■ Work to complete ■
Update the records from the first line through the line containing "paragraph-item-6: 6) пункты", replacing "систематический" with "периодический" and keeping everything else unchanged.

(Labeled box records)
BEGIN

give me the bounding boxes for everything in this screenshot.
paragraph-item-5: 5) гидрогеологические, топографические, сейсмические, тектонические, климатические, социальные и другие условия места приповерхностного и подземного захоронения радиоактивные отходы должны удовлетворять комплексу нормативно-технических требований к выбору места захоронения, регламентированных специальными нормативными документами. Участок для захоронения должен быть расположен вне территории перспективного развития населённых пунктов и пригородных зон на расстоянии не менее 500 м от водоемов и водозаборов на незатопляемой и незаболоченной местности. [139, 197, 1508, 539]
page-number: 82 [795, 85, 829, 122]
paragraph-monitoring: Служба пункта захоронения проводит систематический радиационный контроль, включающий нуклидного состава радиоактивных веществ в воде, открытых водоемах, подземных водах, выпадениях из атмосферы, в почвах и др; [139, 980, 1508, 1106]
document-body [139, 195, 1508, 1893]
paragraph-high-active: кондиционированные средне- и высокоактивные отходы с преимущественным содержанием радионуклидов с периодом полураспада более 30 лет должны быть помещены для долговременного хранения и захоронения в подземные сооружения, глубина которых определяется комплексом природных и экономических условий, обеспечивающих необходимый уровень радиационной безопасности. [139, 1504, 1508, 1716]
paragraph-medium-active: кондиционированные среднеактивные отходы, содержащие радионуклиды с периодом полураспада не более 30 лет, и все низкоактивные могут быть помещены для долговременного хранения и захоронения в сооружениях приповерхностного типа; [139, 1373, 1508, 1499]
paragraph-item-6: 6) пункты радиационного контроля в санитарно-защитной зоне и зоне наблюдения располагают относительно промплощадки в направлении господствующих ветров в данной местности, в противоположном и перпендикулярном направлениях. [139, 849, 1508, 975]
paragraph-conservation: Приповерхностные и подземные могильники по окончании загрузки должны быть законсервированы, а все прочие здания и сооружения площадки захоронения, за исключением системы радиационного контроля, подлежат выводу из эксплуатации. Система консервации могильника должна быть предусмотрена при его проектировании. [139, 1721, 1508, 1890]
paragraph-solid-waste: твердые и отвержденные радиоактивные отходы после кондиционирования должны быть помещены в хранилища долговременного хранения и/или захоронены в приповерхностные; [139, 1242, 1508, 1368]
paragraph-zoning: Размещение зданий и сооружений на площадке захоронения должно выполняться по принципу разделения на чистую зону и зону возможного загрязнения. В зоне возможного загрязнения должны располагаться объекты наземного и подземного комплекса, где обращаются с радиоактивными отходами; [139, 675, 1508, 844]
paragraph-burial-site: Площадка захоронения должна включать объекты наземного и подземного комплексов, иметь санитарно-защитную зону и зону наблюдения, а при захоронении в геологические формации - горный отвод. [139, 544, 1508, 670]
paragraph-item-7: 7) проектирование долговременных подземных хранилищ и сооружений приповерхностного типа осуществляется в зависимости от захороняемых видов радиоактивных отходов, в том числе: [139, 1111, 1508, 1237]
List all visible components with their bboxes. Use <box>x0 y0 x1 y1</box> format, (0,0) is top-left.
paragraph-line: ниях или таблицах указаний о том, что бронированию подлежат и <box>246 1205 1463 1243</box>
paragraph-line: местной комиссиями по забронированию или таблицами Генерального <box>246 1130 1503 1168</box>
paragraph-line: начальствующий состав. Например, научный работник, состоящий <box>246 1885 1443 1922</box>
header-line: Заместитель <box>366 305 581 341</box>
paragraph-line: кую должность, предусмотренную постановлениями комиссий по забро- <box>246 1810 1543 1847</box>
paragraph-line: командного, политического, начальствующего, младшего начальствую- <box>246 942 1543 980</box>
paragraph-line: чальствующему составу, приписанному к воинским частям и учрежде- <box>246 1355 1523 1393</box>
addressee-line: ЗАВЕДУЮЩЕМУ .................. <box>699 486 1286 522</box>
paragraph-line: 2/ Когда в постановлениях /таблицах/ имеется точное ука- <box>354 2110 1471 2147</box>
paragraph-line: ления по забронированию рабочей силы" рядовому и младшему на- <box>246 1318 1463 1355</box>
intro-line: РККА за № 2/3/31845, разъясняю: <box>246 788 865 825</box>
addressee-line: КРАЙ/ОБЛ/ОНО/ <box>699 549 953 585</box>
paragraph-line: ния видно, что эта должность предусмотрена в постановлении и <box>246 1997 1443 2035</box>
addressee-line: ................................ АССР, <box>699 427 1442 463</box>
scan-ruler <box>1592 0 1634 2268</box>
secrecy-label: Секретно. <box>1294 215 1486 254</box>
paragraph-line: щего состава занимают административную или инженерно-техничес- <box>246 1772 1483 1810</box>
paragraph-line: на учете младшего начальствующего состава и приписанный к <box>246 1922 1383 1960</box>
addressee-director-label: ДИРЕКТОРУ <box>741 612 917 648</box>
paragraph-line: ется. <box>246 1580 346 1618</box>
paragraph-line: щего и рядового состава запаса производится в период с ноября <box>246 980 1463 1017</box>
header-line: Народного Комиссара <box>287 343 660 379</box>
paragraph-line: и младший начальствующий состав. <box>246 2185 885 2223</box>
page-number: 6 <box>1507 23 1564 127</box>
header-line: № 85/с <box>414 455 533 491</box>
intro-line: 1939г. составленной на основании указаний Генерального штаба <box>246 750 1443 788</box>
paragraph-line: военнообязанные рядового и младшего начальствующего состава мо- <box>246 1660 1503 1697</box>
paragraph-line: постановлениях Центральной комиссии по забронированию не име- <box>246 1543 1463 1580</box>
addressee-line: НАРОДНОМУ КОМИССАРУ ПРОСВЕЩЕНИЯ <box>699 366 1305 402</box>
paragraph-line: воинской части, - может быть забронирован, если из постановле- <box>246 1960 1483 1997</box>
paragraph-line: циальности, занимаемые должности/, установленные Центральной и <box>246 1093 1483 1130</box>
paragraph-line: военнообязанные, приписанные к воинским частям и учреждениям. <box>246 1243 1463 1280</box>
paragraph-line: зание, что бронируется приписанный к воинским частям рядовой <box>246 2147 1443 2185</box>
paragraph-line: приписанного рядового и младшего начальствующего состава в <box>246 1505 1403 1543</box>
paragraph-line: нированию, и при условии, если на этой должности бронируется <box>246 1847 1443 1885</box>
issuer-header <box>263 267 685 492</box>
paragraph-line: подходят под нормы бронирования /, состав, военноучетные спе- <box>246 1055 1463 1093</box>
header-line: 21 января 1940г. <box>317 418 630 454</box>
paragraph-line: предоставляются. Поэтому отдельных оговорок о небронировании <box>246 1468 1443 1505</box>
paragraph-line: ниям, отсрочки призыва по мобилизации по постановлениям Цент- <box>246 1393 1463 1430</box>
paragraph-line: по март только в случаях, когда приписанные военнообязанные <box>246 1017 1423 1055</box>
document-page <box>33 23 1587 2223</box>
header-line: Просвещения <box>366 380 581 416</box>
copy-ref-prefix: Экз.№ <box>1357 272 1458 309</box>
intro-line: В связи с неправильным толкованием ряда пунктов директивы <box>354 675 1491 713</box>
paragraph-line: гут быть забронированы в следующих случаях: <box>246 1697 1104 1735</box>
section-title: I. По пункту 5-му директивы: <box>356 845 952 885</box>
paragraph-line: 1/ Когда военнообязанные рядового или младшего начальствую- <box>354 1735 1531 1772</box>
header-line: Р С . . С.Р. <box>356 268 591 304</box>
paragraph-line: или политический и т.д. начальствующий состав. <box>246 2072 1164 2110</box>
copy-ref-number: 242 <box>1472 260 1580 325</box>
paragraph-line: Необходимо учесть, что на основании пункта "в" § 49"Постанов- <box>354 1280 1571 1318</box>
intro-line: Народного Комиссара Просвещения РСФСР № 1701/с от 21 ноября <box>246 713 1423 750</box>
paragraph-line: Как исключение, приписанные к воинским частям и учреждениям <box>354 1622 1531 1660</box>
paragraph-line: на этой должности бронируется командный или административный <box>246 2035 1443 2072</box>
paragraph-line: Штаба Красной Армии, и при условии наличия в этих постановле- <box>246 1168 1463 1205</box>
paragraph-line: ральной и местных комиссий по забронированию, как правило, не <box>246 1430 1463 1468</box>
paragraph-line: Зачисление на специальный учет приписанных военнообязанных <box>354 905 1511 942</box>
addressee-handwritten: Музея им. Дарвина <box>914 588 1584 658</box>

END

■ Answer to the exercise ■
give me the bounding boxes for everything in this screenshot.
paragraph-item-5: 5) гидрогеологические, топографические, сейсмические, тектонические, климатические, социальные и другие условия места приповерхностного и подземного захоронения радиоактивные отходы должны удовлетворять комплексу нормативно-технических требований к выбору места захоронения, регламентированных специальными нормативными документами. Участок для захоронения должен быть расположен вне территории перспективного развития населённых пунктов и пригородных зон на расстоянии не менее 500 м от водоемов и водозаборов на незатопляемой и незаболоченной местности. [139, 197, 1508, 539]
page-number: 82 [795, 85, 829, 122]
paragraph-monitoring: Служба пункта захоронения проводит периодический радиационный контроль, включающий нуклидного состава радиоактивных веществ в воде, открытых водоемах, подземных водах, выпадениях из атмосферы, в почвах и др; [139, 980, 1508, 1106]
document-body [139, 195, 1508, 1893]
paragraph-high-active: кондиционированные средне- и высокоактивные отходы с преимущественным содержанием радионуклидов с периодом полураспада более 30 лет должны быть помещены для долговременного хранения и захоронения в подземные сооружения, глубина которых определяется комплексом природных и экономических условий, обеспечивающих необходимый уровень радиационной безопасности. [139, 1504, 1508, 1716]
paragraph-medium-active: кондиционированные среднеактивные отходы, содержащие радионуклиды с периодом полураспада не более 30 лет, и все низкоактивные могут быть помещены для долговременного хранения и захоронения в сооружениях приповерхностного типа; [139, 1373, 1508, 1499]
paragraph-item-6: 6) пункты радиационного контроля в санитарно-защитной зоне и зоне наблюдения располагают относительно промплощадки в направлении господствующих ветров в данной местности, в противоположном и перпендикулярном направлениях. [139, 849, 1508, 975]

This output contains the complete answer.